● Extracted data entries
[start]
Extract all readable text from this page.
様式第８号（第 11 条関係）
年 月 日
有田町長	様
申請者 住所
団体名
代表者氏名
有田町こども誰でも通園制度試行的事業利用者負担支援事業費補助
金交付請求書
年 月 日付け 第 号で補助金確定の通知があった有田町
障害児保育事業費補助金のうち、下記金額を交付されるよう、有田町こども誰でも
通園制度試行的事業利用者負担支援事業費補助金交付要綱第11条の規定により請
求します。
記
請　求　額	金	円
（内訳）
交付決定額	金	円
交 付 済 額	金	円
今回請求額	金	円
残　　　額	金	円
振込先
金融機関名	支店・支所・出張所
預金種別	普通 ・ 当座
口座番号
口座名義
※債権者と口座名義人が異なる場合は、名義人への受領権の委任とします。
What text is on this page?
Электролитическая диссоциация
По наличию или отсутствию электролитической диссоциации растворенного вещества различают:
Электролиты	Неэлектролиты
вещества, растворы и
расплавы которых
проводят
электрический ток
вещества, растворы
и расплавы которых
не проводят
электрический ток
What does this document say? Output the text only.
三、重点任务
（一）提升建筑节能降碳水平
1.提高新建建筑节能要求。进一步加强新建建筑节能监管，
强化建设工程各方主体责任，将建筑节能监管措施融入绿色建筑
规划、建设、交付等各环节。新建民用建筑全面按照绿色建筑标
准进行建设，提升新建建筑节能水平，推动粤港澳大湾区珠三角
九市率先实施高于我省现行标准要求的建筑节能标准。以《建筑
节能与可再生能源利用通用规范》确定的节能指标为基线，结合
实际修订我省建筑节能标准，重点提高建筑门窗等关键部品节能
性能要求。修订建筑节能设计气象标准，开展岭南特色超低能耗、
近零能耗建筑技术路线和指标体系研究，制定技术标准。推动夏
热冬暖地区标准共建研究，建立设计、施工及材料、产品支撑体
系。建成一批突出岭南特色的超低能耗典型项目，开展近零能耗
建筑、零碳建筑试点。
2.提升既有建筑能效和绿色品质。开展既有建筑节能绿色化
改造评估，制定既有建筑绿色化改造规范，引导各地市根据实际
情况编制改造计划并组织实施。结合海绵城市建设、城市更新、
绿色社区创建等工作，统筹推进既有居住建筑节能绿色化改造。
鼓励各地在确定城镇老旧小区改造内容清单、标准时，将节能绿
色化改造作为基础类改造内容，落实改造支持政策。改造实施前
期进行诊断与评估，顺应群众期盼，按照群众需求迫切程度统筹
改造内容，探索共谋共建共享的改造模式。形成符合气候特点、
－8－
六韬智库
[end]
● Goal
Reproduce the material exactly, with every line intact.

● Written reply
Extract all readable text from this page.
様式第８号（第 11 条関係）
年 月 日
有田町長	様
申請者 住所
団体名
代表者氏名
有田町こども誰でも通園制度試行的事業利用者負担支援事業費補助
金交付請求書
年 月 日付け 第 号で補助金確定の通知があった有田町
障害児保育事業費補助金のうち、下記金額を交付されるよう、有田町こども誰でも
通園制度試行的事業利用者負担支援事業費補助金交付要綱第11条の規定により請
求します。
記
請　求　額	金	円
（内訳）
交付決定額	金	円
交 付 済 額	金	円
今回請求額	金	円
残　　　額	金	円
振込先
金融機関名	支店・支所・出張所
預金種別	普通 ・ 当座
口座番号
口座名義
※債権者と口座名義人が異なる場合は、名義人への受領権の委任とします。
What text is on this page?
Электролитическая диссоциация
По наличию или отсутствию электролитической диссоциации растворенного вещества различают:
Электролиты	Неэлектролиты
вещества, растворы и
расплавы которых
проводят
электрический ток
вещества, растворы
и расплавы которых
не проводят
электрический ток
What does this document say? Output the text only.
三、重点任务
（一）提升建筑节能降碳水平
1.提高新建建筑节能要求。进一步加强新建建筑节能监管，
强化建设工程各方主体责任，将建筑节能监管措施融入绿色建筑
规划、建设、交付等各环节。新建民用建筑全面按照绿色建筑标
准进行建设，提升新建建筑节能水平，推动粤港澳大湾区珠三角
九市率先实施高于我省现行标准要求的建筑节能标准。以《建筑
节能与可再生能源利用通用规范》确定的节能指标为基线，结合
实际修订我省建筑节能标准，重点提高建筑门窗等关键部品节能
性能要求。修订建筑节能设计气象标准，开展岭南特色超低能耗、
近零能耗建筑技术路线和指标体系研究，制定技术标准。推动夏
热冬暖地区标准共建研究，建立设计、施工及材料、产品支撑体
系。建成一批突出岭南特色的超低能耗典型项目，开展近零能耗
建筑、零碳建筑试点。
2.提升既有建筑能效和绿色品质。开展既有建筑节能绿色化
改造评估，制定既有建筑绿色化改造规范，引导各地市根据实际
情况编制改造计划并组织实施。结合海绵城市建设、城市更新、
绿色社区创建等工作，统筹推进既有居住建筑节能绿色化改造。
鼓励各地在确定城镇老旧小区改造内容清单、标准时，将节能绿
色化改造作为基础类改造内容，落实改造支持政策。改造实施前
期进行诊断与评估，顺应群众期盼，按照群众需求迫切程度统筹
改造内容，探索共谋共建共享的改造模式。形成符合气候特点、
－8－
六韬智库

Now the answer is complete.